▶ Listed entries
>>>>>

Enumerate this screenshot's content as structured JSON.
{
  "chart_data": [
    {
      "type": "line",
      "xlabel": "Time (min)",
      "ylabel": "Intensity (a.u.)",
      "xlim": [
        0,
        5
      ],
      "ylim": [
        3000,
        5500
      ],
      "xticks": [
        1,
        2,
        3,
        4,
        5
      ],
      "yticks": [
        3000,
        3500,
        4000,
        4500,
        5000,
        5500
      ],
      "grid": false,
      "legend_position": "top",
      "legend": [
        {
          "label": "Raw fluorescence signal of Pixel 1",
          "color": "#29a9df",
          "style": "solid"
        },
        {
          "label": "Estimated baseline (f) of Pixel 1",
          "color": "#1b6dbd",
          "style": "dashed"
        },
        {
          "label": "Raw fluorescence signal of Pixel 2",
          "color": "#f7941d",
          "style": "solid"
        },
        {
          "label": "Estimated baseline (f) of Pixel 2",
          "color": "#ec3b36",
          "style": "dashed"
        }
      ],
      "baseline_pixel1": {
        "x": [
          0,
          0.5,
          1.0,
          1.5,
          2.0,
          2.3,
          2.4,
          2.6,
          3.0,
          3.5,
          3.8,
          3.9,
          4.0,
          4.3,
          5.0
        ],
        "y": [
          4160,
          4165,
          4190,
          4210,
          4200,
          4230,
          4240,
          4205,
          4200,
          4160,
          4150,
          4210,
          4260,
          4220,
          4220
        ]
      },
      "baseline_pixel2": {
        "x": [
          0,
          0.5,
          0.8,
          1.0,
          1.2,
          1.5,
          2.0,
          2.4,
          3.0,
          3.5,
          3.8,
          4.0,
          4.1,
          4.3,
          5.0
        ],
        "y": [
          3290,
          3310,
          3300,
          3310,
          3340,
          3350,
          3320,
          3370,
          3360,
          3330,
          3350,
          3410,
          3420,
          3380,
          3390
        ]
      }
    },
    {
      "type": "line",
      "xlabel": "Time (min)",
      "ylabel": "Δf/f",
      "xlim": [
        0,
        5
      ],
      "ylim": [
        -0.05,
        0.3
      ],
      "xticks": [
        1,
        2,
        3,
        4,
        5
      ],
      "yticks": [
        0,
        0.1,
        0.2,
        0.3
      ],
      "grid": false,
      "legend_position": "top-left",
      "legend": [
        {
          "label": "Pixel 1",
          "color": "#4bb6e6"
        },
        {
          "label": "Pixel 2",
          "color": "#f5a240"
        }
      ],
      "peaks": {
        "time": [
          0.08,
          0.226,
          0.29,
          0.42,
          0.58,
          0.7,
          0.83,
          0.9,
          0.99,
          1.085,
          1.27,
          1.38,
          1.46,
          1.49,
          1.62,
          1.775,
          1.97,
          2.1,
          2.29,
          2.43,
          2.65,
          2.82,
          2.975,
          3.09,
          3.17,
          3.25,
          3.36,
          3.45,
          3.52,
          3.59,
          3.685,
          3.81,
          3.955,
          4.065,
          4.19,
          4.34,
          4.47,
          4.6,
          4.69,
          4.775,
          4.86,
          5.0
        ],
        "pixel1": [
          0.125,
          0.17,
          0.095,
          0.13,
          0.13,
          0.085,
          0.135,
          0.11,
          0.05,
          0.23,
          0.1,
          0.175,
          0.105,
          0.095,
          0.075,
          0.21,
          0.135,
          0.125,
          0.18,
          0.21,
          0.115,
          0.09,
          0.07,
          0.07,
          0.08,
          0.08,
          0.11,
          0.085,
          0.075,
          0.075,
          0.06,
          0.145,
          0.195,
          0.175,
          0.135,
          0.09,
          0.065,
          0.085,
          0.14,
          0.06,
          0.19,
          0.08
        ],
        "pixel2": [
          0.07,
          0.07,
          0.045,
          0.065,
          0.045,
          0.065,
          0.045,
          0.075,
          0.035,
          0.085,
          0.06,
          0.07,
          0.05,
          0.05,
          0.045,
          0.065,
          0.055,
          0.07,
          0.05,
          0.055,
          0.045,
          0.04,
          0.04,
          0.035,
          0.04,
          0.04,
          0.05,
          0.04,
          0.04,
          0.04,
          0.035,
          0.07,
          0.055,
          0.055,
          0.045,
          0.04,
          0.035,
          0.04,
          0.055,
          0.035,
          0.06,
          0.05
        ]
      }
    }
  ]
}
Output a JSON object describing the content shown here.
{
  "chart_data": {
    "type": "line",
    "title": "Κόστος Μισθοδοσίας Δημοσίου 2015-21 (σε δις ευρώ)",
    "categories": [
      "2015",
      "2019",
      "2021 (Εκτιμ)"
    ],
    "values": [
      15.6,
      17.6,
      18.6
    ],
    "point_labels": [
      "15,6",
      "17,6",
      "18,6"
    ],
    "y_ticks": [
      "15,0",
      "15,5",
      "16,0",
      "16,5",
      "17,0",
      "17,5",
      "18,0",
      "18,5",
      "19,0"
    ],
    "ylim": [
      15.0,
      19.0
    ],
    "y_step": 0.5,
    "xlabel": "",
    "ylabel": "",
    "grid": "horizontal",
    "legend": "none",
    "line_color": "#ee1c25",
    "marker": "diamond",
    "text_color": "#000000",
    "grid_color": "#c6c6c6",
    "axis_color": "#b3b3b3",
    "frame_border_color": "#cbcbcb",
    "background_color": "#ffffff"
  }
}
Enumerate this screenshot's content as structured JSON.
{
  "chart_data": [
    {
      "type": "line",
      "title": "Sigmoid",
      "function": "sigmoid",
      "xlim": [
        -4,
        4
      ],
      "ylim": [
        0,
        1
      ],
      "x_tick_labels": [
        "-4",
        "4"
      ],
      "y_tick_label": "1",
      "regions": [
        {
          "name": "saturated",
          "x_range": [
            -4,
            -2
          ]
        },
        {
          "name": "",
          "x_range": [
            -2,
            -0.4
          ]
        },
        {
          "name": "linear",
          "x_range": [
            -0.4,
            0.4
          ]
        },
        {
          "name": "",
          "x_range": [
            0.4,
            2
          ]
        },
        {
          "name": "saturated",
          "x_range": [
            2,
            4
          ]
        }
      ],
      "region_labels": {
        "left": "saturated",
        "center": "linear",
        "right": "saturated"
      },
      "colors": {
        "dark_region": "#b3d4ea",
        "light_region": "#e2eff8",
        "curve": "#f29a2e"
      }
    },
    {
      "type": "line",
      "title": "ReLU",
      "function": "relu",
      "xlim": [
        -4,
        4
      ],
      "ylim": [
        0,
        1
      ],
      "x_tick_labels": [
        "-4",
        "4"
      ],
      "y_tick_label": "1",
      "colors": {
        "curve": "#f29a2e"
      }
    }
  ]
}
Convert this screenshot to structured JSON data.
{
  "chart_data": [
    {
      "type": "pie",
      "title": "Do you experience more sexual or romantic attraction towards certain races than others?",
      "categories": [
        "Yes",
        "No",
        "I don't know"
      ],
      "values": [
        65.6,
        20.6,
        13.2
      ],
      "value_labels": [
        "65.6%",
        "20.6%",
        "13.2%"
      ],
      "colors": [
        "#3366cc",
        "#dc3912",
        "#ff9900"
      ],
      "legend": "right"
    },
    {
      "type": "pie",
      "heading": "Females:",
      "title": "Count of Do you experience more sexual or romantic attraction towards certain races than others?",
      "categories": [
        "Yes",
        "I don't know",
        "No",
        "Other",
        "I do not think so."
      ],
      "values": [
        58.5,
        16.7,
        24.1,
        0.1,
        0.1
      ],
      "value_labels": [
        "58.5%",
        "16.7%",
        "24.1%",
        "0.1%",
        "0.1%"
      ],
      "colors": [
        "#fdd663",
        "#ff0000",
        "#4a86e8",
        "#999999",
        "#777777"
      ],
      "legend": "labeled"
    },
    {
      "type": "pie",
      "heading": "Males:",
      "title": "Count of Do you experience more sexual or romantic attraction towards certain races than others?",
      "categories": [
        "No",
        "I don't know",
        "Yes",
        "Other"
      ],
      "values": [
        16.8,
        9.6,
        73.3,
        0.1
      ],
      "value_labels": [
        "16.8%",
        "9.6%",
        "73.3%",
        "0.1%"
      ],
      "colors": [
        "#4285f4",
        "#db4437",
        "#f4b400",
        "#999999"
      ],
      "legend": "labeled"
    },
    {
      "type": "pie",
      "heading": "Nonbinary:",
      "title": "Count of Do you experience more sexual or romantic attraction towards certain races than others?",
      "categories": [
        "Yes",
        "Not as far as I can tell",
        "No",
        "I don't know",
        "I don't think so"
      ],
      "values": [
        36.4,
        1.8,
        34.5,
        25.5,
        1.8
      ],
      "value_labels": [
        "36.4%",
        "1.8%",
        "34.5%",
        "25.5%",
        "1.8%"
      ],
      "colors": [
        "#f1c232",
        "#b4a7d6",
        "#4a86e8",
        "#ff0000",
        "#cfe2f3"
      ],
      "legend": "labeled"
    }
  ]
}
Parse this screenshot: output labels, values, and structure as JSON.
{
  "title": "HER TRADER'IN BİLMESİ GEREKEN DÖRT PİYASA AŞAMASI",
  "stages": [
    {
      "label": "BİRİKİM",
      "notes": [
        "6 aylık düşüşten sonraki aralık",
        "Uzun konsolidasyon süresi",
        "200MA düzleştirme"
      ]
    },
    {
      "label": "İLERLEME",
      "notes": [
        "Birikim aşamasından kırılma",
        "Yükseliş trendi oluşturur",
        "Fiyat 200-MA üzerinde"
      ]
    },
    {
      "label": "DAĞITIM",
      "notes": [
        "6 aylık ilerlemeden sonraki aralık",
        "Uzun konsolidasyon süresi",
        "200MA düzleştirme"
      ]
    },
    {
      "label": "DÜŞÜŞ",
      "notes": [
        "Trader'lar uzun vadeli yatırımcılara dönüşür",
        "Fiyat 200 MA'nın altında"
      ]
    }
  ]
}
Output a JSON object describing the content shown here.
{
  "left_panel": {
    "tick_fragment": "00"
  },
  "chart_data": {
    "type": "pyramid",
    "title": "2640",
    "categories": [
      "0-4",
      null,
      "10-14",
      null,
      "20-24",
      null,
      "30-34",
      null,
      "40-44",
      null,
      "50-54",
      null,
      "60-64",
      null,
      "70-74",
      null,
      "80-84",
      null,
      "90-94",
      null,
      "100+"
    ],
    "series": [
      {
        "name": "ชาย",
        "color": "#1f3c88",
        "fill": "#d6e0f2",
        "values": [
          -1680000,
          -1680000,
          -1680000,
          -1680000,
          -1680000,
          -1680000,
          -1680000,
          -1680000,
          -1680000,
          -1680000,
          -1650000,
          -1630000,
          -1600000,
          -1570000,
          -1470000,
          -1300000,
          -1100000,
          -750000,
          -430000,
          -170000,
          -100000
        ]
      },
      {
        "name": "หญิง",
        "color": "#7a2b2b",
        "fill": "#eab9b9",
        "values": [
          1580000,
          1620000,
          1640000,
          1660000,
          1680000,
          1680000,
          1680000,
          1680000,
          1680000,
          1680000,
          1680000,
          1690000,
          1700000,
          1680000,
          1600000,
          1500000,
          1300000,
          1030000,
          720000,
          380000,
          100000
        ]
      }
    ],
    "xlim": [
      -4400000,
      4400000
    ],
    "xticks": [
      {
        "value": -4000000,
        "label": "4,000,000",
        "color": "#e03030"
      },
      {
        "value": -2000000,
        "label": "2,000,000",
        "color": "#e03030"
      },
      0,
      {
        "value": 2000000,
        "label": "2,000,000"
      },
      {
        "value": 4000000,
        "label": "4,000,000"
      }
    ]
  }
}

<<<<<

Locate the lines above that hold the word "screenshot". Show every one of them.

Enumerate this screenshot's content as structured JSON.
Enumerate this screenshot's content as structured JSON.
Convert this screenshot to structured JSON data.
Parse this screenshot: output labels, values, and structure as JSON.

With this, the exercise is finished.